• What you are asked to do
Quote the listing below in its entirety, omitting every image.

• Record list
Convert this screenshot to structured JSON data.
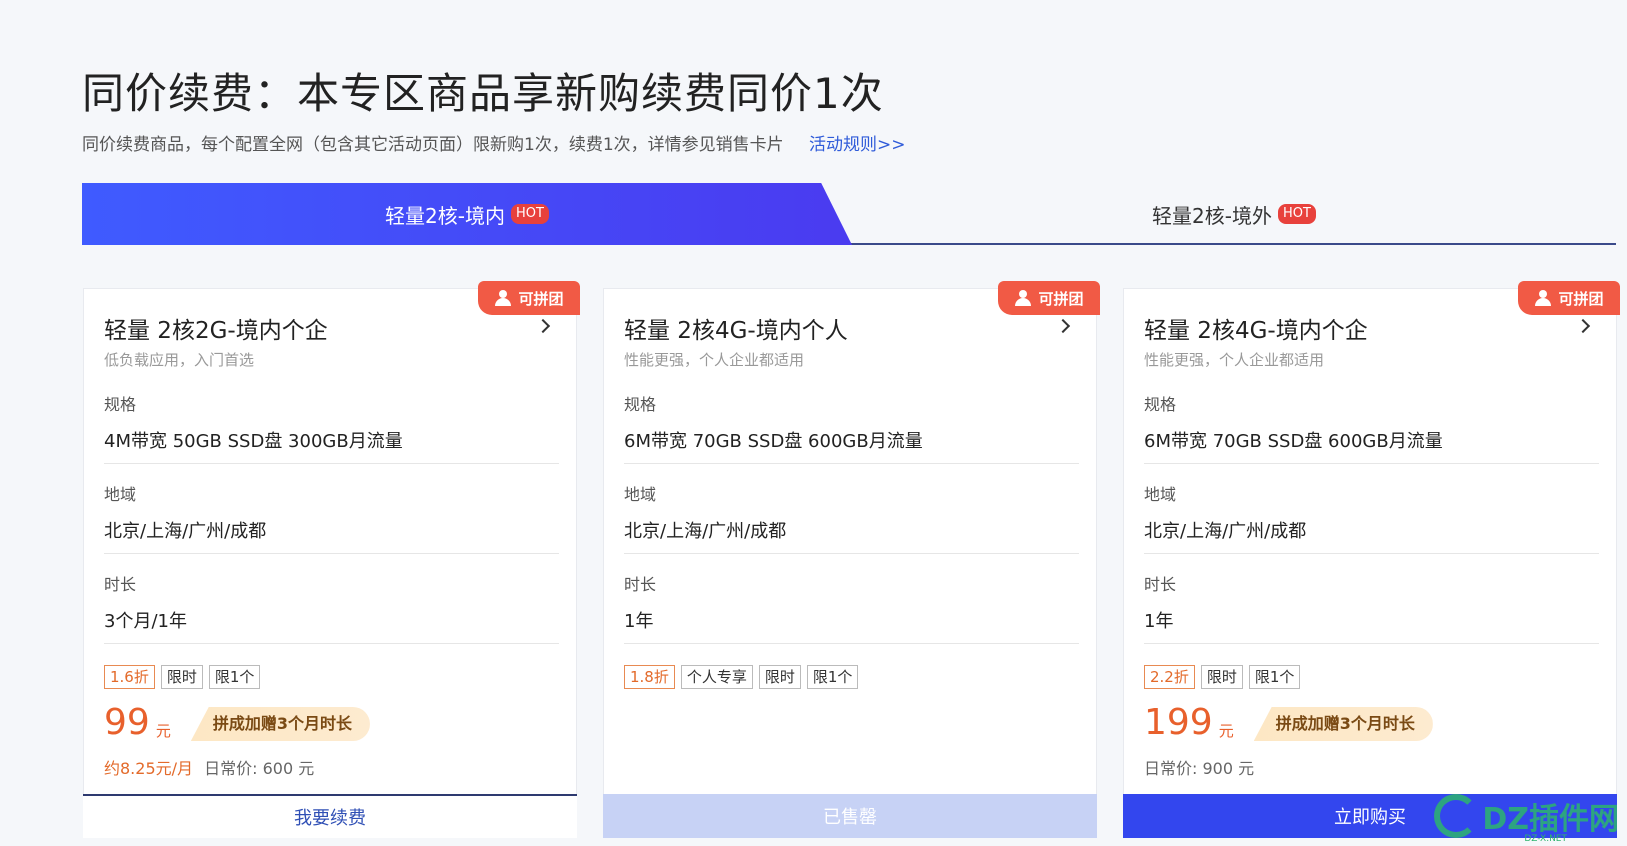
{
  "header": {
    "title": "同价续费：本专区商品享新购续费同价1次",
    "subtitle": "同价续费商品，每个配置全网（包含其它活动页面）限新购1次，续费1次，详情参见销售卡片",
    "rules_link": "活动规则>>"
  },
  "tabs": [
    {
      "label": "轻量2核-境内",
      "badge": "HOT",
      "active": true
    },
    {
      "label": "轻量2核-境外",
      "badge": "HOT",
      "active": false
    }
  ],
  "cards": [
    {
      "badge": "可拼团",
      "title": "轻量 2核2G-境内个企",
      "desc": "低负载应用，入门首选",
      "spec_label": "规格",
      "spec_value": "4M带宽 50GB SSD盘 300GB月流量",
      "region_label": "地域",
      "region_value": "北京/上海/广州/成都",
      "duration_label": "时长",
      "duration_value": "3个月/1年",
      "tags": [
        "1.6折",
        "限时",
        "限1个"
      ],
      "price": "99",
      "unit": "元",
      "promo": "拼成加赠3个月时长",
      "monthly": "约8.25元/月",
      "regular": "日常价: 600 元",
      "button": "我要续费"
    },
    {
      "badge": "可拼团",
      "title": "轻量 2核4G-境内个人",
      "desc": "性能更强，个人企业都适用",
      "spec_label": "规格",
      "spec_value": "6M带宽 70GB SSD盘 600GB月流量",
      "region_label": "地域",
      "region_value": "北京/上海/广州/成都",
      "duration_label": "时长",
      "duration_value": "1年",
      "tags": [
        "1.8折",
        "个人专享",
        "限时",
        "限1个"
      ],
      "button": "已售罄"
    },
    {
      "badge": "可拼团",
      "title": "轻量 2核4G-境内个企",
      "desc": "性能更强，个人企业都适用",
      "spec_label": "规格",
      "spec_value": "6M带宽 70GB SSD盘 600GB月流量",
      "region_label": "地域",
      "region_value": "北京/上海/广州/成都",
      "duration_label": "时长",
      "duration_value": "1年",
      "tags": [
        "2.2折",
        "限时",
        "限1个"
      ],
      "price": "199",
      "unit": "元",
      "promo": "拼成加赠3个月时长",
      "regular": "日常价: 900 元",
      "button": "立即购买"
    }
  ],
  "watermark": {
    "text": "DZ插件网",
    "sub": "DZ-X.NET"
  }
}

• Response to this exercise
Convert this screenshot to structured JSON data.
{
  "header": {
    "title": "同价续费：本专区商品享新购续费同价1次",
    "subtitle": "同价续费商品，每个配置全网（包含其它活动页面）限新购1次，续费1次，详情参见销售卡片",
    "rules_link": "活动规则>>"
  },
  "tabs": [
    {
      "label": "轻量2核-境内",
      "badge": "HOT",
      "active": true
    },
    {
      "label": "轻量2核-境外",
      "badge": "HOT",
      "active": false
    }
  ],
  "cards": [
    {
      "badge": "可拼团",
      "title": "轻量 2核2G-境内个企",
      "desc": "低负载应用，入门首选",
      "spec_label": "规格",
      "spec_value": "4M带宽 50GB SSD盘 300GB月流量",
      "region_label": "地域",
      "region_value": "北京/上海/广州/成都",
      "duration_label": "时长",
      "duration_value": "3个月/1年",
      "tags": [
        "1.6折",
        "限时",
        "限1个"
      ],
      "price": "99",
      "unit": "元",
      "promo": "拼成加赠3个月时长",
      "monthly": "约8.25元/月",
      "regular": "日常价: 600 元",
      "button": "我要续费"
    },
    {
      "badge": "可拼团",
      "title": "轻量 2核4G-境内个人",
      "desc": "性能更强，个人企业都适用",
      "spec_label": "规格",
      "spec_value": "6M带宽 70GB SSD盘 600GB月流量",
      "region_label": "地域",
      "region_value": "北京/上海/广州/成都",
      "duration_label": "时长",
      "duration_value": "1年",
      "tags": [
        "1.8折",
        "个人专享",
        "限时",
        "限1个"
      ],
      "button": "已售罄"
    },
    {
      "badge": "可拼团",
      "title": "轻量 2核4G-境内个企",
      "desc": "性能更强，个人企业都适用",
      "spec_label": "规格",
      "spec_value": "6M带宽 70GB SSD盘 600GB月流量",
      "region_label": "地域",
      "region_value": "北京/上海/广州/成都",
      "duration_label": "时长",
      "duration_value": "1年",
      "tags": [
        "2.2折",
        "限时",
        "限1个"
      ],
      "price": "199",
      "unit": "元",
      "promo": "拼成加赠3个月时长",
      "regular": "日常价: 900 元",
      "button": "立即购买"
    }
  ],
  "watermark": {
    "text": "DZ插件网",
    "sub": "DZ-X.NET"
  }
}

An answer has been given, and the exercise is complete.